Required task |
Find the lines of data that contain the string "page", then list them.

□ □ □

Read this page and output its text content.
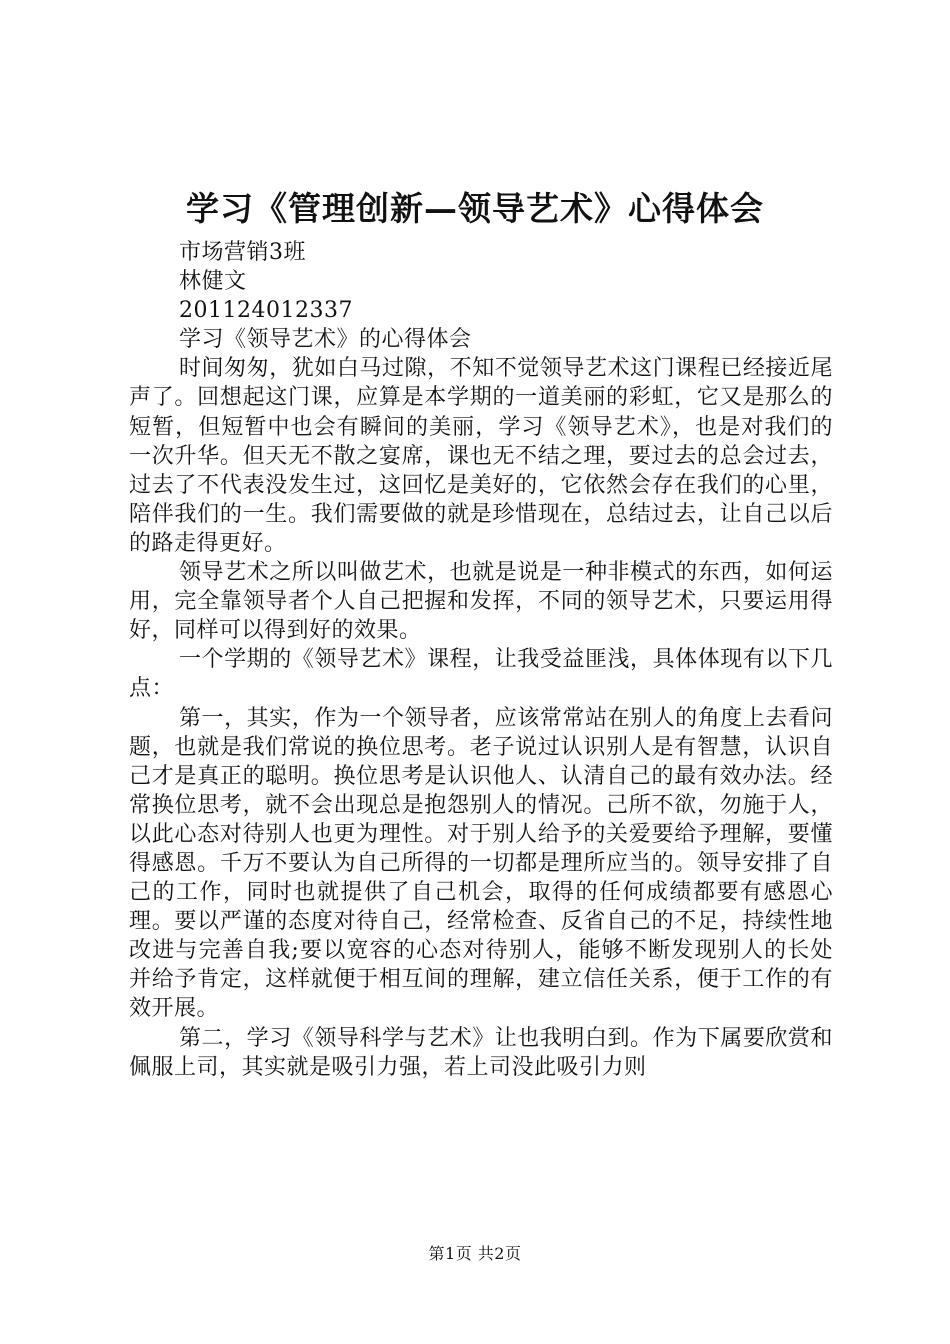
学习《管理创新—领导艺术》心得体会

市场营销3班

林健文

201124012337

学习《领导艺术》的心得体会

时间匆匆，犹如白马过隙，不知不觉领导艺术这门课程已经接近尾声了。回想起这门课，应算是本学期的一道美丽的彩虹，它又是那么的短暂，但短暂中也会有瞬间的美丽，学习《领导艺术》，也是对我们的一次升华。但天无不散之宴席，课也无不结之理，要过去的总会过去，过去了不代表没发生过，这回忆是美好的，它依然会存在我们的心里，陪伴我们的一生。我们需要做的就是珍惜现在，总结过去，让自己以后的路走得更好。

领导艺术之所以叫做艺术，也就是说是一种非模式的东西，如何运用，完全靠领导者个人自己把握和发挥，不同的领导艺术，只要运用得好，同样可以得到好的效果。

一个学期的《领导艺术》课程，让我受益匪浅，具体体现有以下几点：

第一，其实，作为一个领导者，应该常常站在别人的角度上去看问题，也就是我们常说的换位思考。老子说过认识别人是有智慧，认识自己才是真正的聪明。换位思考是认识他人、认清自己的最有效办法。经常换位思考，就不会出现总是抱怨别人的情况。己所不欲，勿施于人，以此心态对待别人也更为理性。对于别人给予的关爱要给予理解，要懂得感恩。千万不要认为自己所得的一切都是理所应当的。领导安排了自己的工作，同时也就提供了自己机会，取得的任何成绩都要有感恩心理。要以严谨的态度对待自己，经常检查、反省自己的不足，持续性地改进与完善自我;要以宽容的心态对待别人，能够不断发现别人的长处并给予肯定，这样就便于相互间的理解，建立信任关系，便于工作的有效开展。

第二，学习《领导科学与艺术》让也我明白到。作为下属要欣赏和佩服上司，其实就是吸引力强，若上司没此吸引力则

第1页 共2页
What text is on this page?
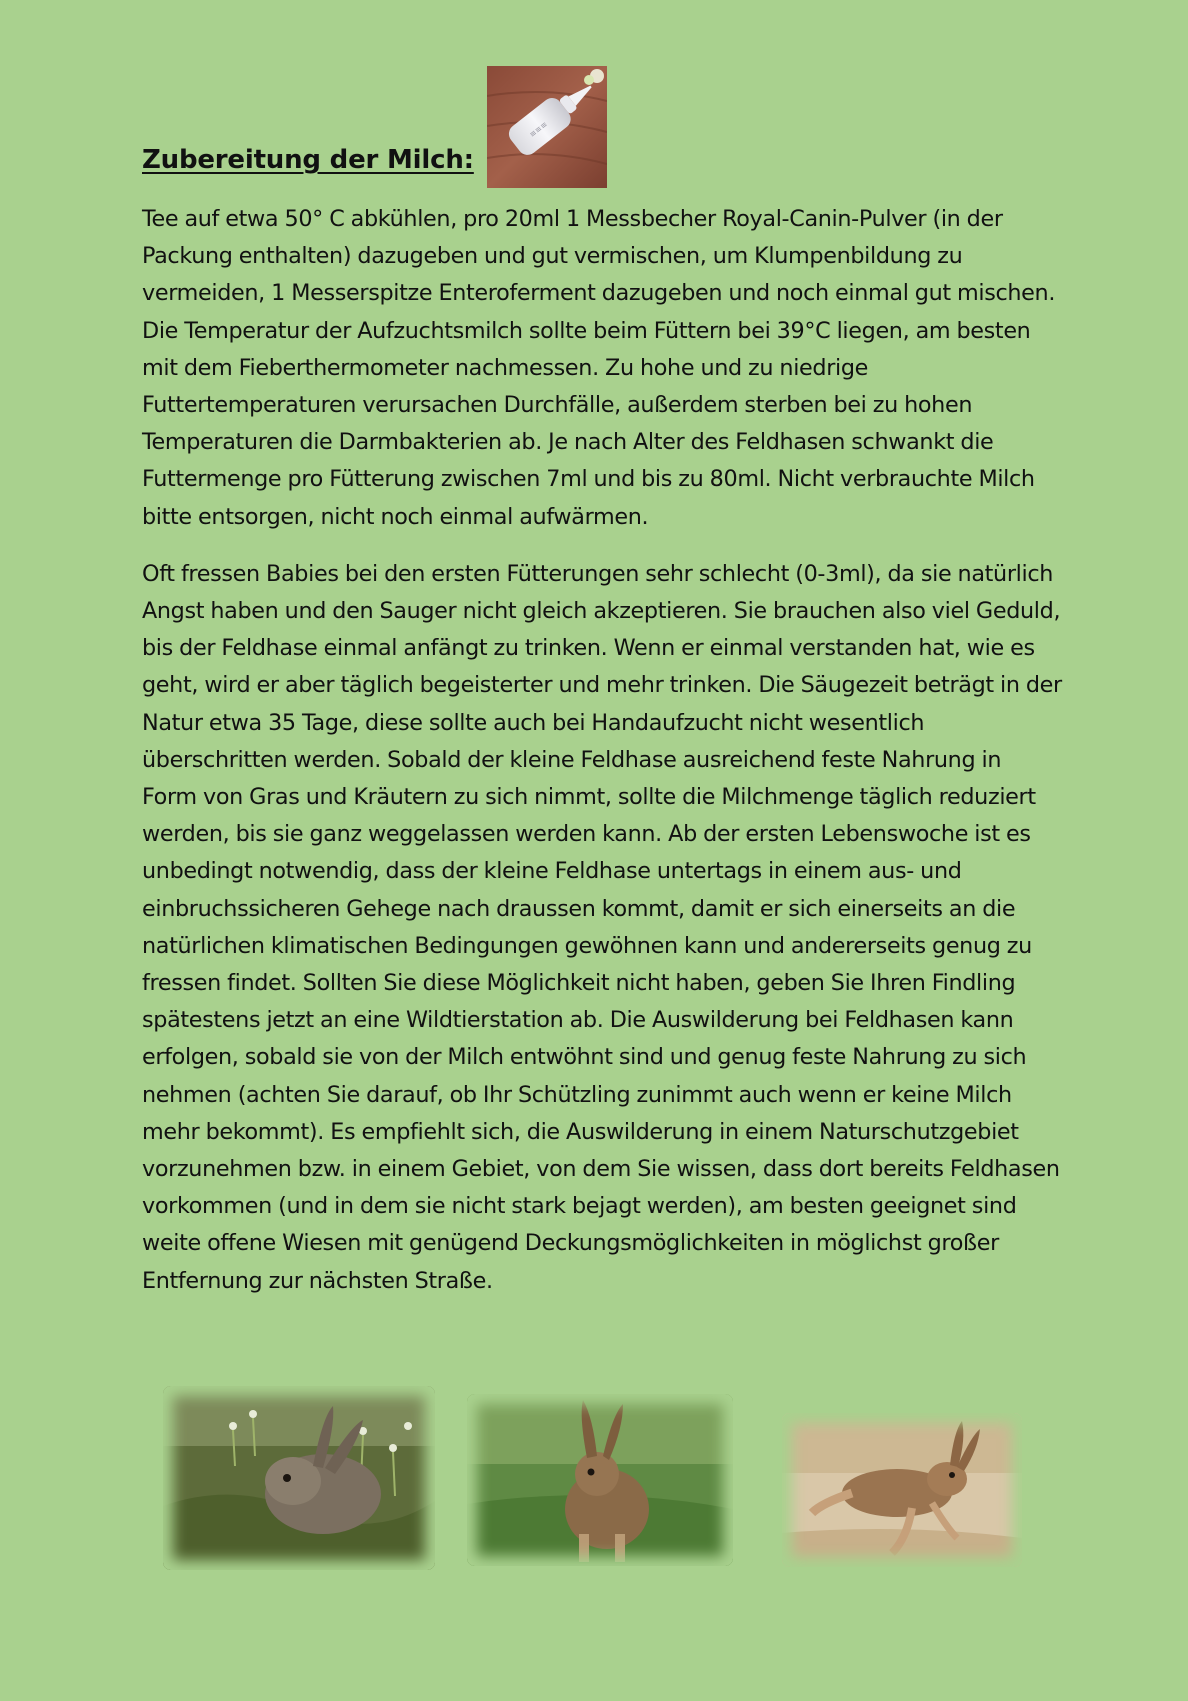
Zubereitung der Milch:
≡≡≡

Tee auf etwa 50° C abkühlen, pro 20ml 1 Messbecher Royal-Canin-Pulver (in der Packung enthalten) dazugeben und gut vermischen, um Klumpenbildung zu vermeiden, 1 Messerspitze Enteroferment dazugeben und noch einmal gut mischen. Die Temperatur der Aufzuchtsmilch sollte beim Füttern bei 39°C liegen, am besten mit dem Fieberthermometer nachmessen. Zu hohe und zu niedrige Futtertemperaturen verursachen Durchfälle, außerdem sterben bei zu hohen Temperaturen die Darmbakterien ab. Je nach Alter des Feldhasen schwankt die Futtermenge pro Fütterung zwischen 7ml und bis zu 80ml. Nicht verbrauchte Milch bitte entsorgen, nicht noch einmal aufwärmen.

Oft fressen Babies bei den ersten Fütterungen sehr schlecht (0-3ml), da sie natürlich Angst haben und den Sauger nicht gleich akzeptieren. Sie brauchen also viel Geduld, bis der Feldhase einmal anfängt zu trinken. Wenn er einmal verstanden hat, wie es geht, wird er aber täglich begeisterter und mehr trinken. Die Säugezeit beträgt in der Natur etwa 35 Tage, diese sollte auch bei Handaufzucht nicht wesentlich überschritten werden. Sobald der kleine Feldhase ausreichend feste Nahrung in Form von Gras und Kräutern zu sich nimmt, sollte die Milchmenge täglich reduziert werden, bis sie ganz weggelassen werden kann. Ab der ersten Lebenswoche ist es unbedingt notwendig, dass der kleine Feldhase untertags in einem aus- und einbruchssicheren Gehege nach draussen kommt, damit er sich einerseits an die natürlichen klimatischen Bedingungen gewöhnen kann und andererseits genug zu fressen findet. Sollten Sie diese Möglichkeit nicht haben, geben Sie Ihren Findling spätestens jetzt an eine Wildtierstation ab. Die Auswilderung bei Feldhasen kann erfolgen, sobald sie von der Milch entwöhnt sind und genug feste Nahrung zu sich nehmen (achten Sie darauf, ob Ihr Schützling zunimmt auch wenn er keine Milch mehr bekommt). Es empfiehlt sich, die Auswilderung in einem Naturschutzgebiet vorzunehmen bzw. in einem Gebiet, von dem Sie wissen, dass dort bereits Feldhasen vorkommen (und in dem sie nicht stark bejagt werden), am besten geeignet sind weite offene Wiesen mit genügend Deckungsmöglichkeiten in möglichst großer Entfernung zur nächsten Straße.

□ □ □

Task response |
Read this page and output its text content.
What text is on this page?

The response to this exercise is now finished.